GIVEN RECORDS:

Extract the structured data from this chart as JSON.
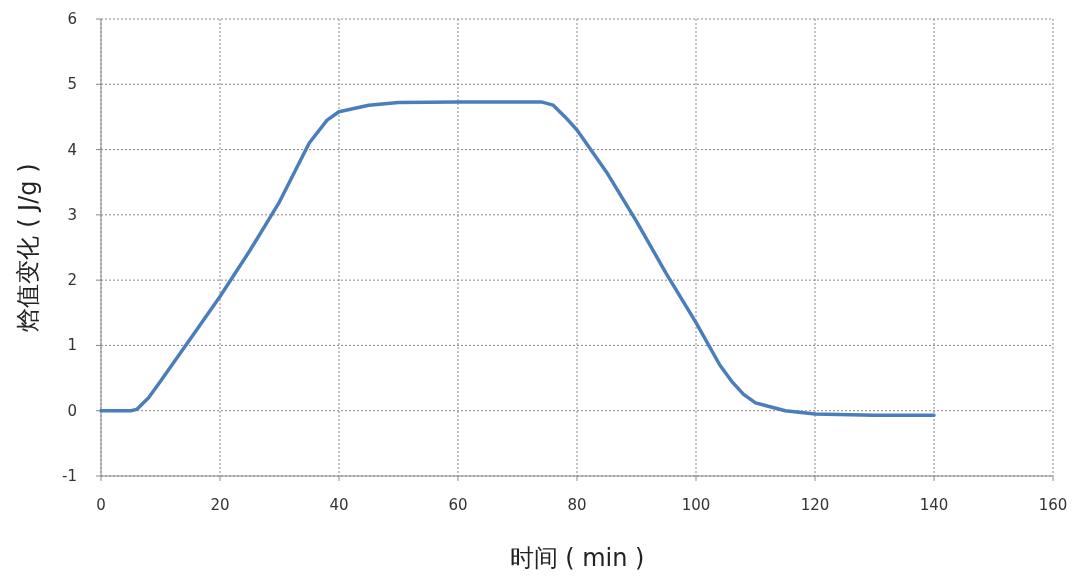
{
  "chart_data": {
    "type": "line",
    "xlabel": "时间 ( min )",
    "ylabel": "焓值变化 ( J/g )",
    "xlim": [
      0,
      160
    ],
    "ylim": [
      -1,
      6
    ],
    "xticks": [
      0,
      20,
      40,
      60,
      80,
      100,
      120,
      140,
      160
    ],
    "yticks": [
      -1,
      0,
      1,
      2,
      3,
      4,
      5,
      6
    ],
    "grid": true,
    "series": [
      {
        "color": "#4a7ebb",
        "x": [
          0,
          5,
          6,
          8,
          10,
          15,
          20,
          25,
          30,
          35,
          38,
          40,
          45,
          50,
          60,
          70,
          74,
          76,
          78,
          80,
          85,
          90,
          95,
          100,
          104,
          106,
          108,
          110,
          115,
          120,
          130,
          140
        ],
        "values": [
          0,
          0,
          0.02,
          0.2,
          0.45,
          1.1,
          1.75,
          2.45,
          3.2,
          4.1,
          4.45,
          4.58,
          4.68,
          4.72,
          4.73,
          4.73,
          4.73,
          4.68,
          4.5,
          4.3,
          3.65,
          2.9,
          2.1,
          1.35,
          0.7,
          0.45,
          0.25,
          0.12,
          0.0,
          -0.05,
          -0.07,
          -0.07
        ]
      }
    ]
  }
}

...

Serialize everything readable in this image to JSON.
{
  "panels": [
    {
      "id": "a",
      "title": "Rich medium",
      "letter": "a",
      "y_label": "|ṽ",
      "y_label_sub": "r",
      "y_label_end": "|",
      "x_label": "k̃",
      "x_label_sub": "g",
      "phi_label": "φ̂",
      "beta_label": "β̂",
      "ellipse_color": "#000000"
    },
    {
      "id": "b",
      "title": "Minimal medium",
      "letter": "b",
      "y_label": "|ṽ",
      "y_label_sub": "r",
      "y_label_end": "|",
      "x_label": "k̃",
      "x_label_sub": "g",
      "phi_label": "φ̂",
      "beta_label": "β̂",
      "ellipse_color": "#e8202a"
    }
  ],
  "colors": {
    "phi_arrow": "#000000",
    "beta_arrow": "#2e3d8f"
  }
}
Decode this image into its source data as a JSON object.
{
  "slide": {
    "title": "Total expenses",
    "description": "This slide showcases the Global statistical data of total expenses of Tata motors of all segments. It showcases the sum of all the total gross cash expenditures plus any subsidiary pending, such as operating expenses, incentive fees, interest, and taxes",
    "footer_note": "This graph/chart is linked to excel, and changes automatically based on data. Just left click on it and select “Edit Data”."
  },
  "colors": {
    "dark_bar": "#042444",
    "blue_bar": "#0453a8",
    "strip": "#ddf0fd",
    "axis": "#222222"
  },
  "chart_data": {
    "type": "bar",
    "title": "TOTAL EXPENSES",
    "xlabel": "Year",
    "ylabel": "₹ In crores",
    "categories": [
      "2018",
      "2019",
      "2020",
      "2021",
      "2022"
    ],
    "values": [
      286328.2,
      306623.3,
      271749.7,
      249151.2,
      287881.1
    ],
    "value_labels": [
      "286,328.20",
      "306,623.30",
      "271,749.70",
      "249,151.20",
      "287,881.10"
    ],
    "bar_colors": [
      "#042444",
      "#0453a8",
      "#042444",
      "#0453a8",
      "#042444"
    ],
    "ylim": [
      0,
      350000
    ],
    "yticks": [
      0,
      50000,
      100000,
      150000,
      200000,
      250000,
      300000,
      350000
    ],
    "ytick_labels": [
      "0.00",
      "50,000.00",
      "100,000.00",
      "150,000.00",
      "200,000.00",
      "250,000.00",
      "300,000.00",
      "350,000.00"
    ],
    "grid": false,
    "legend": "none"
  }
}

--

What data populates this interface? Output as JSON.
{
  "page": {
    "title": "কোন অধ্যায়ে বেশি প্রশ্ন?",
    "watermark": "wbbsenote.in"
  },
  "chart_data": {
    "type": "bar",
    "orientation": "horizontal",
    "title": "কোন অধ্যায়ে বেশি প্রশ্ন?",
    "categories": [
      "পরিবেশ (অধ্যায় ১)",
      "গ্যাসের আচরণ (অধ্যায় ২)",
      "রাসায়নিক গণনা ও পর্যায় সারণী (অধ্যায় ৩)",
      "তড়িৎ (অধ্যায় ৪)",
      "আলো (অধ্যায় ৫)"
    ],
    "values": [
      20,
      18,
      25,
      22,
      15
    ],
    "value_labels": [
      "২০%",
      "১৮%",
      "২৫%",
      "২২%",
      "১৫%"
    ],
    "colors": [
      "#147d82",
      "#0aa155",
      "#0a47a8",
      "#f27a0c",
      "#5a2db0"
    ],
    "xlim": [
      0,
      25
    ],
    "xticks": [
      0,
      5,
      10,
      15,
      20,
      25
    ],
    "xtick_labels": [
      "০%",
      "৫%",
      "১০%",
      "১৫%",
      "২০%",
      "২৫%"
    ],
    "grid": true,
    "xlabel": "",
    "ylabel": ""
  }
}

WRITTEN INSTRUCTION:
Count how many lines above include the word "slide" and answer with that figure only.

RESPONSE TO THIS TASK:
2